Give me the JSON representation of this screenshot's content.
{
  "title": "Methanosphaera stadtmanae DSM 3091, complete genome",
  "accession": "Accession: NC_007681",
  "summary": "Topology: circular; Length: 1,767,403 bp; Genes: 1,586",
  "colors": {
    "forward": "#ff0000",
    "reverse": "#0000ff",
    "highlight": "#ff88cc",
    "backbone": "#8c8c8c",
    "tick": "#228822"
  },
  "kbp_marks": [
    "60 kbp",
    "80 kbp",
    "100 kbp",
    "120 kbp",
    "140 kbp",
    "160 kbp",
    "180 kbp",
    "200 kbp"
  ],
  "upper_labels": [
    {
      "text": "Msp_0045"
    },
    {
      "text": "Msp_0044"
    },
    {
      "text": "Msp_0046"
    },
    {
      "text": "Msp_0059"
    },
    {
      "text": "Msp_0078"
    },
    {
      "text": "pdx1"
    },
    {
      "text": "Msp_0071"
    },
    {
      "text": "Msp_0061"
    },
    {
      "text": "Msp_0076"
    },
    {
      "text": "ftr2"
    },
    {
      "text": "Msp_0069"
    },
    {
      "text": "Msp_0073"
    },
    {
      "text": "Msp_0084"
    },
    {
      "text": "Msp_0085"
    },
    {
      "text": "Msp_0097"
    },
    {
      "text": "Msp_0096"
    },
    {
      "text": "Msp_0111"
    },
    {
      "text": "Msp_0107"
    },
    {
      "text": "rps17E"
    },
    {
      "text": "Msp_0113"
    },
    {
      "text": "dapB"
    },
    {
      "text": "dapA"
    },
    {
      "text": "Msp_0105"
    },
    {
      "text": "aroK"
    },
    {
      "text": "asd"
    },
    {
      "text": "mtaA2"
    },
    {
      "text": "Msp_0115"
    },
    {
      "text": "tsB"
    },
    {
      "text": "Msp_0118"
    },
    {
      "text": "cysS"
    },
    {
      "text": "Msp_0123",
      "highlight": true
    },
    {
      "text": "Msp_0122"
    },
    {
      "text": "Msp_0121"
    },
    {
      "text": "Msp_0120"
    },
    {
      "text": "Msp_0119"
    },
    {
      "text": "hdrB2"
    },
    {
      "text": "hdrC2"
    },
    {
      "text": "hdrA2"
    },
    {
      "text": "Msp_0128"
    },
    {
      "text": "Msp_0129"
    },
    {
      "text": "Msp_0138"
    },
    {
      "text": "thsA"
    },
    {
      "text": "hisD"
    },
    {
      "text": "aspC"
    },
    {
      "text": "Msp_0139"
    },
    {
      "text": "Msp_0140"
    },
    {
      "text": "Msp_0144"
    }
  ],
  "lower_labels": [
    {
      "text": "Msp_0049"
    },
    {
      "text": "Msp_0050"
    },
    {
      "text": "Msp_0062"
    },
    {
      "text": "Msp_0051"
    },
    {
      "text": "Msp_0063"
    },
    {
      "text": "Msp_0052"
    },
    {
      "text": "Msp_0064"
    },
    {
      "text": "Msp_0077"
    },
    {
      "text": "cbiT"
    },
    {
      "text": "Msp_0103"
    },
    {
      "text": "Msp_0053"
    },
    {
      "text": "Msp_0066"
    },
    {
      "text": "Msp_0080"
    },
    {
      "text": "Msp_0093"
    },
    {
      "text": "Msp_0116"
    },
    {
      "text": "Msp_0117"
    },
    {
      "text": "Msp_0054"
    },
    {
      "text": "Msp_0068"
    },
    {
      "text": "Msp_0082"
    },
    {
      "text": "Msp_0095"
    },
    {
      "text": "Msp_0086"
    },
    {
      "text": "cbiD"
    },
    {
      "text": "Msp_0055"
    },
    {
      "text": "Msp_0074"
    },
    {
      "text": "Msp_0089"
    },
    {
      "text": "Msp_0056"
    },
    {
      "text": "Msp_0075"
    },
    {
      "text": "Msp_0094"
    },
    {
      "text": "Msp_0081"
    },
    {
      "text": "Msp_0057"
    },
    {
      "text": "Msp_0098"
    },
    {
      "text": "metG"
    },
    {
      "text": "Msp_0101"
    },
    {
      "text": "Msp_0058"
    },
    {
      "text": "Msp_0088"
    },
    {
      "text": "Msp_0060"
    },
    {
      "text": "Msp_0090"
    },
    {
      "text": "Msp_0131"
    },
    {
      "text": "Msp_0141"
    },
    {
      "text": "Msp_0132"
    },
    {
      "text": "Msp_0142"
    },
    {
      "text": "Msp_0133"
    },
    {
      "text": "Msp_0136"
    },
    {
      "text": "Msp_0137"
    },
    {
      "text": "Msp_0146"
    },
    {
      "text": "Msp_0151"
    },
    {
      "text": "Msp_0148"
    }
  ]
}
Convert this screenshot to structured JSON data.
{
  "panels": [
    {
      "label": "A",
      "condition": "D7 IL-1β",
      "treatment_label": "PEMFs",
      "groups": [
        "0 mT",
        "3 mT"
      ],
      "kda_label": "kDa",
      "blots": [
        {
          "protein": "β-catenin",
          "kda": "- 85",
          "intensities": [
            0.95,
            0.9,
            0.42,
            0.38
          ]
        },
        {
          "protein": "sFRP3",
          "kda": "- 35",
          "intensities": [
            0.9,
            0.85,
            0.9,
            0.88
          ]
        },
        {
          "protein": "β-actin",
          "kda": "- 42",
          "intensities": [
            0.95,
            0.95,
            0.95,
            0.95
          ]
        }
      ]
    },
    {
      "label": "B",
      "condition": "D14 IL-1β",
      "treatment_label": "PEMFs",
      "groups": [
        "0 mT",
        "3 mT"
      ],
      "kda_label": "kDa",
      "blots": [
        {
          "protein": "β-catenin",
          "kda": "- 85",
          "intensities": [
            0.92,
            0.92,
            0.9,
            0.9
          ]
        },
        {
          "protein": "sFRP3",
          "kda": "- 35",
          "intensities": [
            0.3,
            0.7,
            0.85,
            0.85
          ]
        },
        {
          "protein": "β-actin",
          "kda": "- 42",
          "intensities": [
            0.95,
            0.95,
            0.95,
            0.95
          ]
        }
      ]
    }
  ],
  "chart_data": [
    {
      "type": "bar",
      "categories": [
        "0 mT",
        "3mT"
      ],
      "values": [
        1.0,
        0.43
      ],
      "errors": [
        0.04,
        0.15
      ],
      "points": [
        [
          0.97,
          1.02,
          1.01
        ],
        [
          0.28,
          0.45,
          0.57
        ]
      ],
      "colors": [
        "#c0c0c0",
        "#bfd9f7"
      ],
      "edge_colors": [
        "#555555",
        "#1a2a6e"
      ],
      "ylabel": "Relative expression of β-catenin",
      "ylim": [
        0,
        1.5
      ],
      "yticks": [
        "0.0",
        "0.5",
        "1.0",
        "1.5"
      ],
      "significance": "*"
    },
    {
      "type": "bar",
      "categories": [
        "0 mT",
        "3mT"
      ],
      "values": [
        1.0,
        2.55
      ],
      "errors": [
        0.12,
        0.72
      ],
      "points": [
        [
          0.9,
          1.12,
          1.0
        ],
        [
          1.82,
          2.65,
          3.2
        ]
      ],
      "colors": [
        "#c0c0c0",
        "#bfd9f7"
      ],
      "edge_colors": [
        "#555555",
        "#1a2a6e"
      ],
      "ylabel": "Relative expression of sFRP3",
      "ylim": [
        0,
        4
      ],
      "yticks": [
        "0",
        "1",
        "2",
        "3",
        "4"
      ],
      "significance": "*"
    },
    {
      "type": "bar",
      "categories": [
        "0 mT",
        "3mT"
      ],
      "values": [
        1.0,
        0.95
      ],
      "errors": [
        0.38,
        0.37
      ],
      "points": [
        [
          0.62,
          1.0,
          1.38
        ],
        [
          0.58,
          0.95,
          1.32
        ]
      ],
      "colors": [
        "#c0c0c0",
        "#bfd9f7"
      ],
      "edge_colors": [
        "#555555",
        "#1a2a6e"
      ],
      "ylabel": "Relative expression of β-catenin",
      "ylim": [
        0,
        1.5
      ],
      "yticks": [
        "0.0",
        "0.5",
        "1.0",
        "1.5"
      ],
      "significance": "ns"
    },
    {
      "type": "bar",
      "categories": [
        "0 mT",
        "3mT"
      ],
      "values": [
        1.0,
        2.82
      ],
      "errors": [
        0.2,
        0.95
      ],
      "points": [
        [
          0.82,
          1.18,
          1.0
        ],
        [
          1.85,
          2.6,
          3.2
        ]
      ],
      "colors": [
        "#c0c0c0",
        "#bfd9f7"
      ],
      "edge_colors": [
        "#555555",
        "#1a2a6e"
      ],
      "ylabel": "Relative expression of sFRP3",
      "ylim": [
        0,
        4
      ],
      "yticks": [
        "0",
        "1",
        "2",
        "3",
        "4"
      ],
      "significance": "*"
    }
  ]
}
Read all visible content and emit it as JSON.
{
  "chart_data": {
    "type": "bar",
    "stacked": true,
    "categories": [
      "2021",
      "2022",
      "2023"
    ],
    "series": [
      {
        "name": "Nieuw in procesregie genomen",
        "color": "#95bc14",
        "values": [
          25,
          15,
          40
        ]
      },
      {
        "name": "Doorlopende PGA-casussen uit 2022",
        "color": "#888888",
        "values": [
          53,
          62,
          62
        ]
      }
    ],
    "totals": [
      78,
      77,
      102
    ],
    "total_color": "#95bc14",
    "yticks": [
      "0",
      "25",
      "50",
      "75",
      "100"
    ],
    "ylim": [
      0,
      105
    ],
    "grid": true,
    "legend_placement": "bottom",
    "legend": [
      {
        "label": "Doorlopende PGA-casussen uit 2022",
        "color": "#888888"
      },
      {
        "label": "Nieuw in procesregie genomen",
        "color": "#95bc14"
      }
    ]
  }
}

====================

▸ **Task objective**
Above are the records. Identify each line that contains the word "condition".

▸ **Response area**
      "condition": "D7 IL-1β",
      "condition": "D14 IL-1β",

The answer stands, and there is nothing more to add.